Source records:
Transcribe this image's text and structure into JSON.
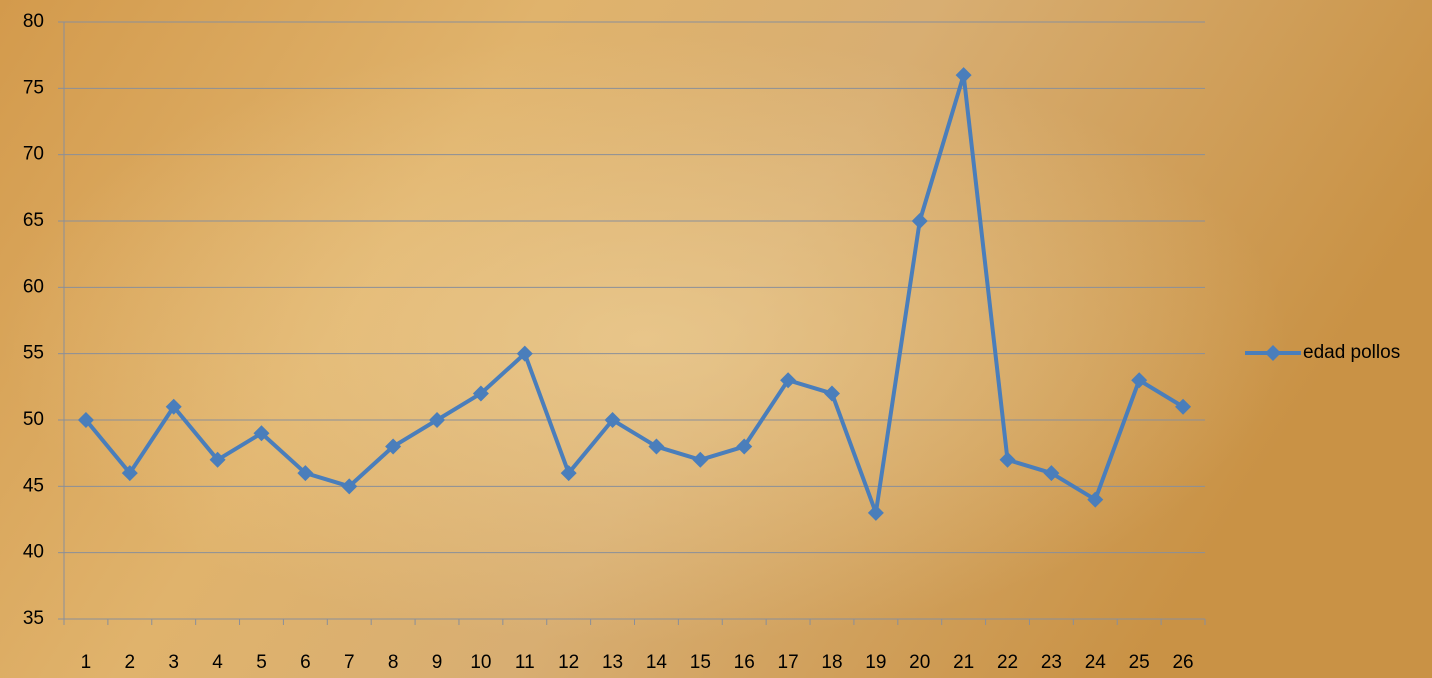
{
  "chart_data": {
    "type": "line",
    "categories": [
      "1",
      "2",
      "3",
      "4",
      "5",
      "6",
      "7",
      "8",
      "9",
      "10",
      "11",
      "12",
      "13",
      "14",
      "15",
      "16",
      "17",
      "18",
      "19",
      "20",
      "21",
      "22",
      "23",
      "24",
      "25",
      "26"
    ],
    "series": [
      {
        "name": "edad pollos",
        "color": "#4a7ebb",
        "values": [
          50,
          46,
          51,
          47,
          49,
          46,
          45,
          48,
          50,
          52,
          55,
          46,
          50,
          48,
          47,
          48,
          53,
          52,
          43,
          65,
          76,
          47,
          46,
          44,
          53,
          51
        ]
      }
    ],
    "ylim": [
      35,
      80
    ],
    "yticks": [
      35,
      40,
      45,
      50,
      55,
      60,
      65,
      70,
      75,
      80
    ],
    "grid": true,
    "legend": "right"
  }
}
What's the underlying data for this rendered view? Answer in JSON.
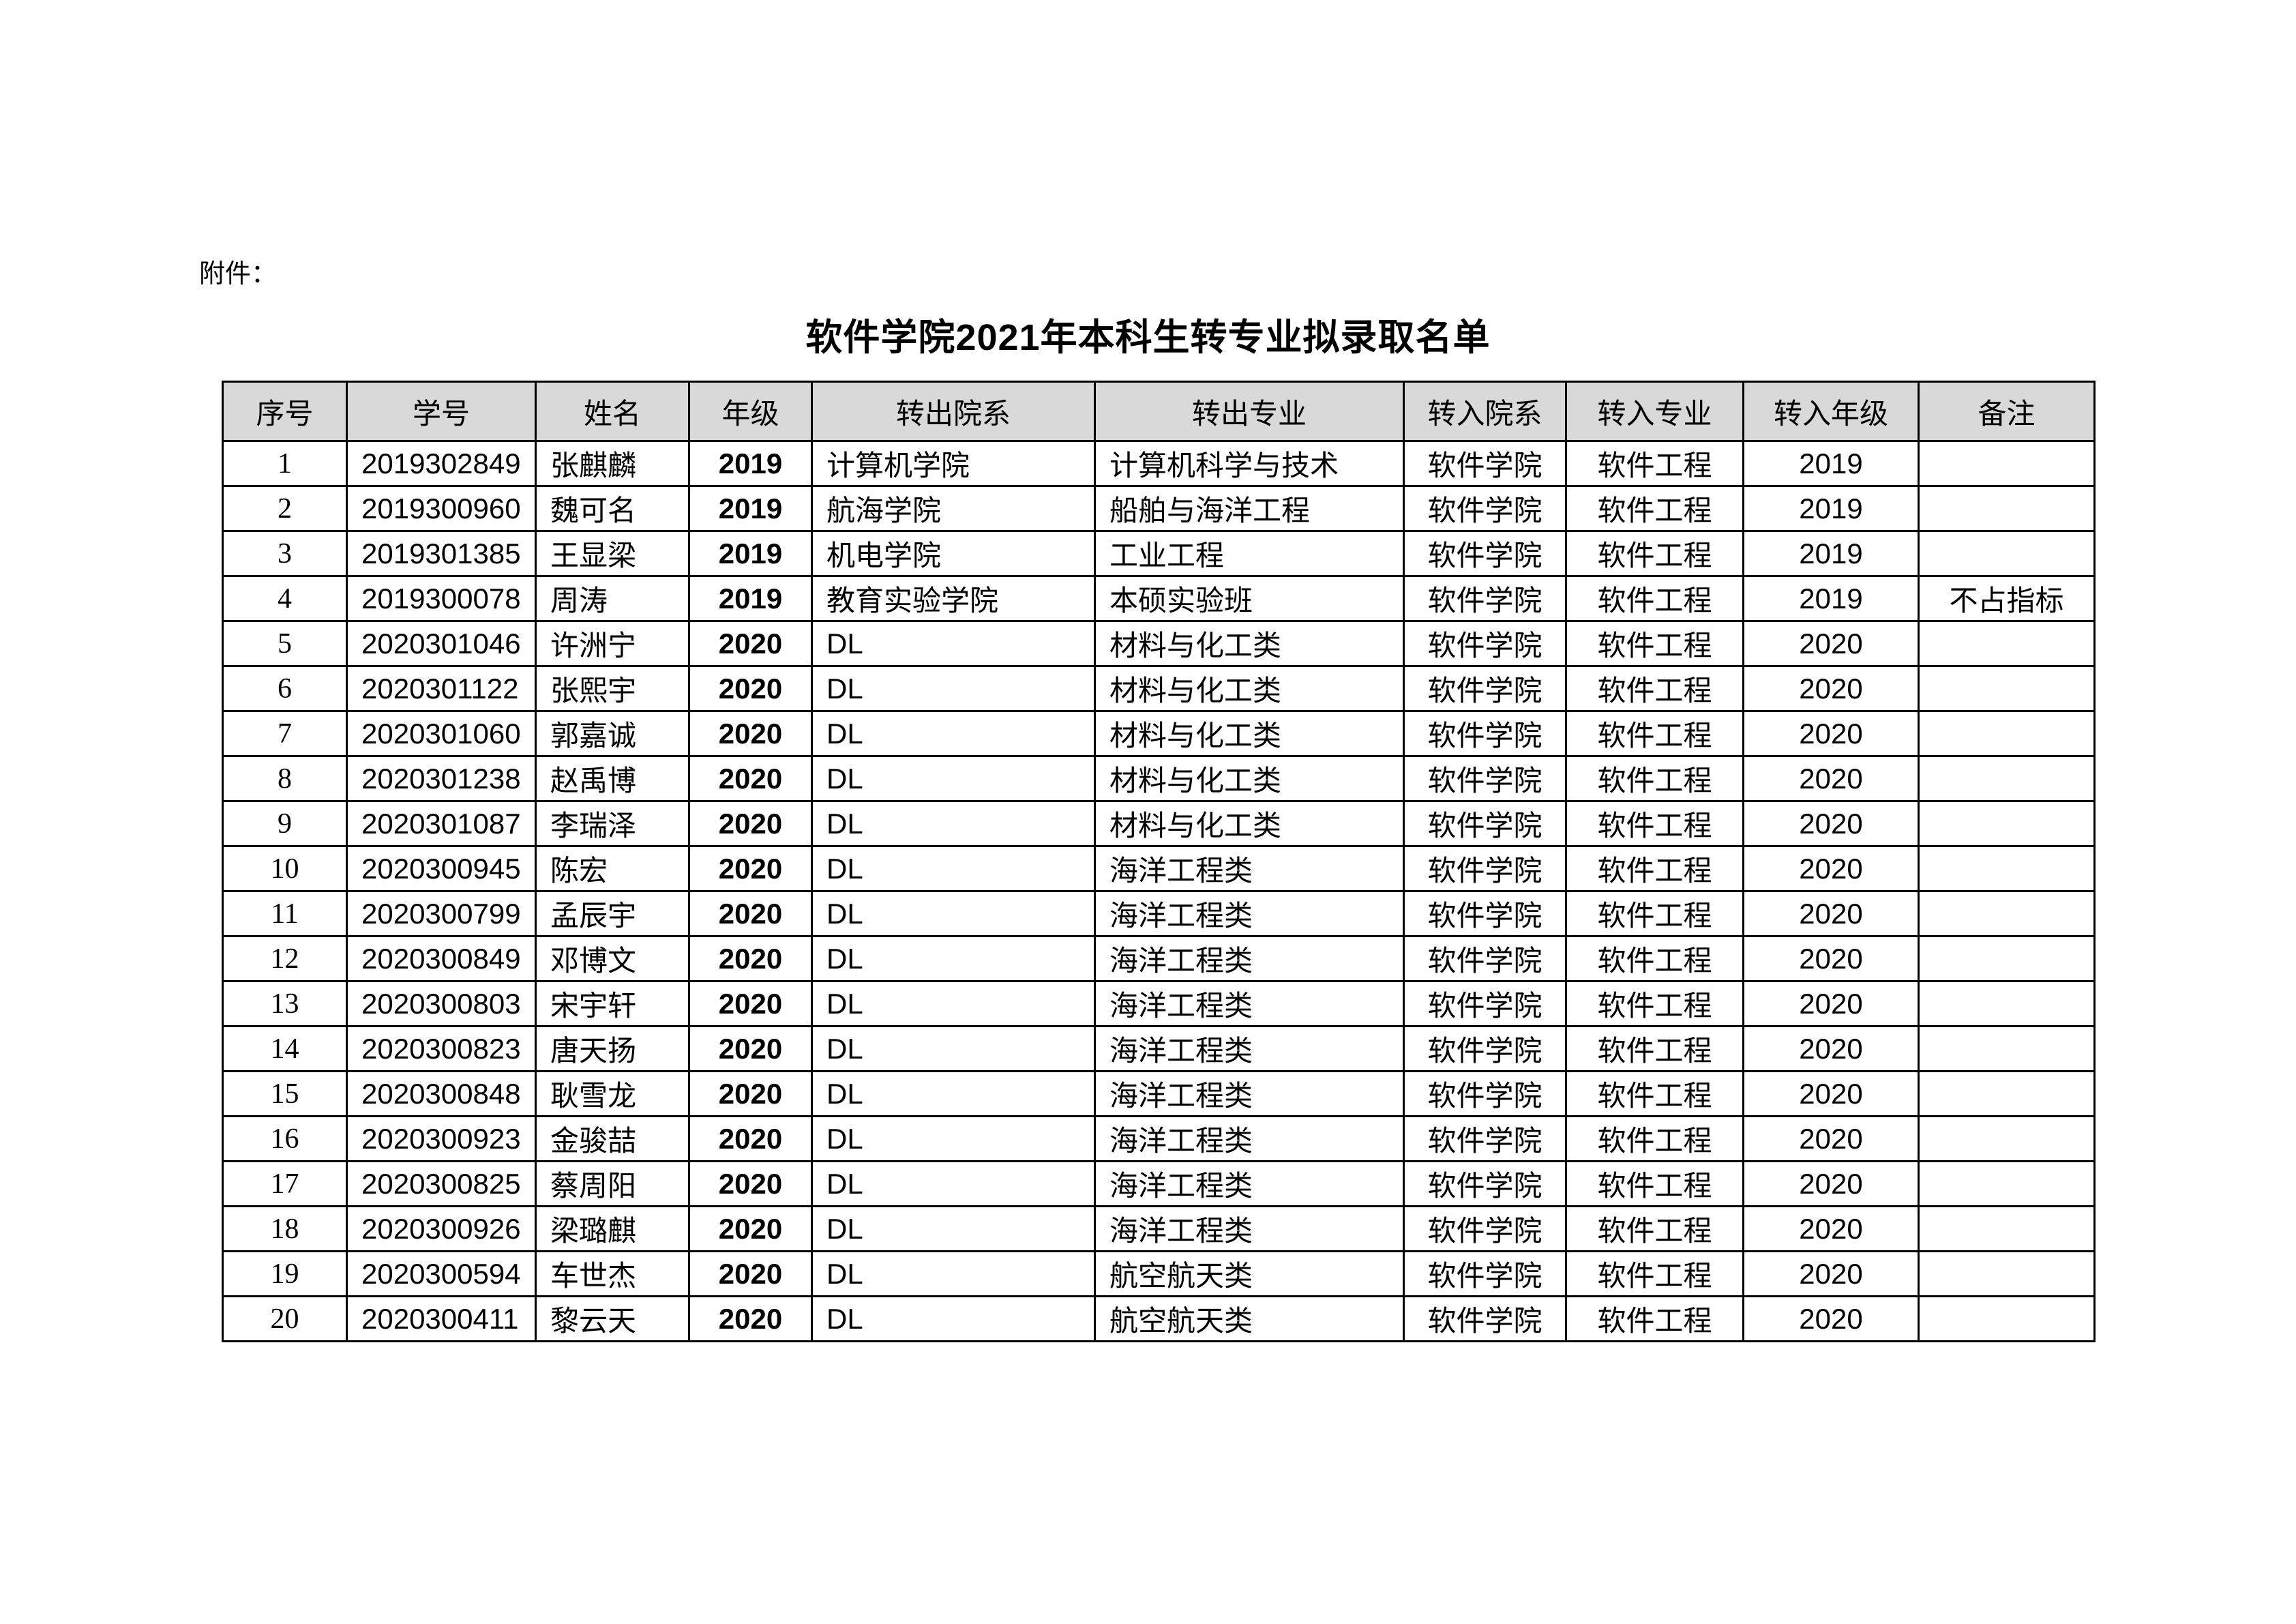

### [Exercise]
Report the number of lines of the listing above that hold the string "JSON", with no other text.

### [Answer to the task]
2